● What the task requires
Set down each line of the material that follows, exactly, with no pictures.

•••••

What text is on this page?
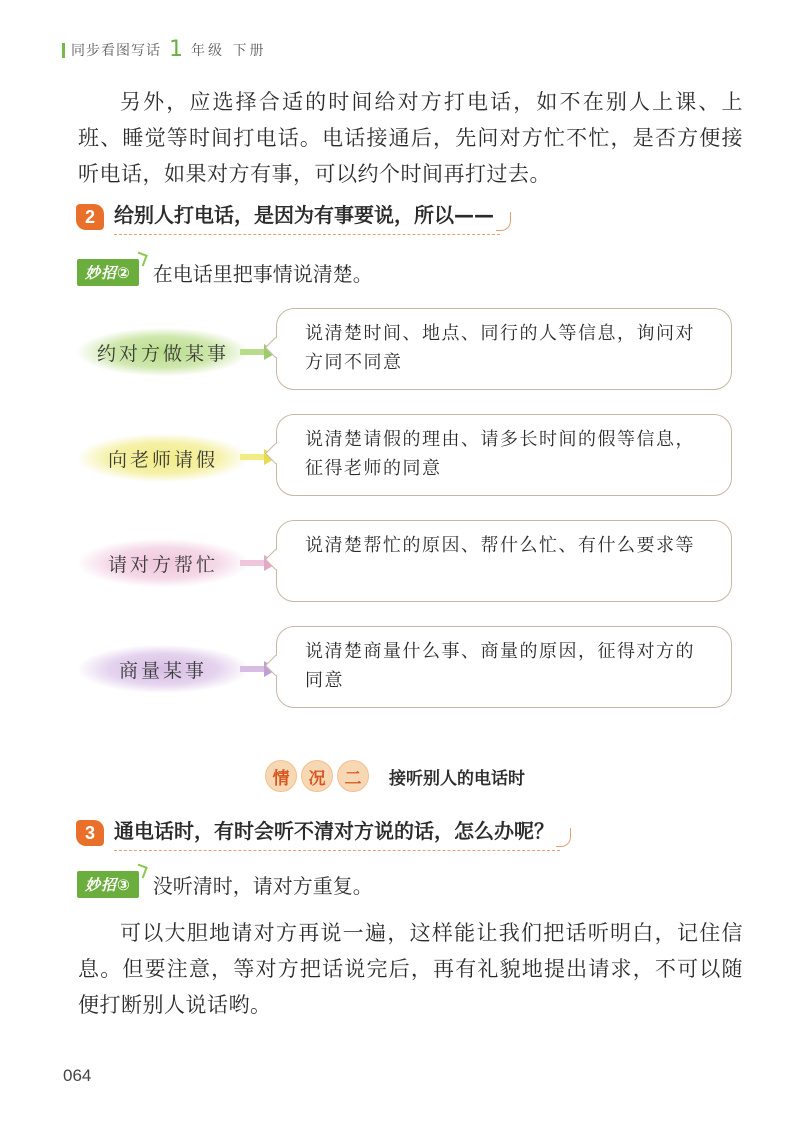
同步看图写话 1 年级 下册

另外，应选择合适的时间给对方打电话，如不在别人上课、上班、睡觉等时间打电话。电话接通后，先问对方忙不忙，是否方便接听电话，如果对方有事，可以约个时间再打过去。

2 给别人打电话，是因为有事要说，所以——
妙招②	在电话里把事情说清楚。
约对方做某事
说清楚时间、地点、同行的人等信息，询问对方同不同意
向老师请假
说清楚请假的理由、请多长时间的假等信息，征得老师的同意
请对方帮忙
说清楚帮忙的原因、帮什么忙、有什么要求等
商量某事
说清楚商量什么事、商量的原因，征得对方的同意
情	况	二	接听别人的电话时
3 通电话时，有时会听不清对方说的话，怎么办呢？
妙招③	没听清时，请对方重复。

可以大胆地请对方再说一遍，这样能让我们把话听明白，记住信息。但要注意，等对方把话说完后，再有礼貌地提出请求，不可以随便打断别人说话哟。

064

•••••

● Task answer
What text is on this page?
同步看图写话 1 年级 下册

另外，应选择合适的时间给对方打电话，如不在别人上课、上班、睡觉等时间打电话。电话接通后，先问对方忙不忙，是否方便接听电话，如果对方有事，可以约个时间再打过去。

2 给别人打电话，是因为有事要说，所以——
妙招②	在电话里把事情说清楚。
约对方做某事
说清楚时间、地点、同行的人等信息，询问对方同不同意
向老师请假
说清楚请假的理由、请多长时间的假等信息，征得老师的同意
请对方帮忙
说清楚帮忙的原因、帮什么忙、有什么要求等
商量某事
说清楚商量什么事、商量的原因，征得对方的同意
情	况	二	接听别人的电话时
3 通电话时，有时会听不清对方说的话，怎么办呢？
妙招③	没听清时，请对方重复。

可以大胆地请对方再说一遍，这样能让我们把话听明白，记住信息。但要注意，等对方把话说完后，再有礼貌地提出请求，不可以随便打断别人说话哟。

064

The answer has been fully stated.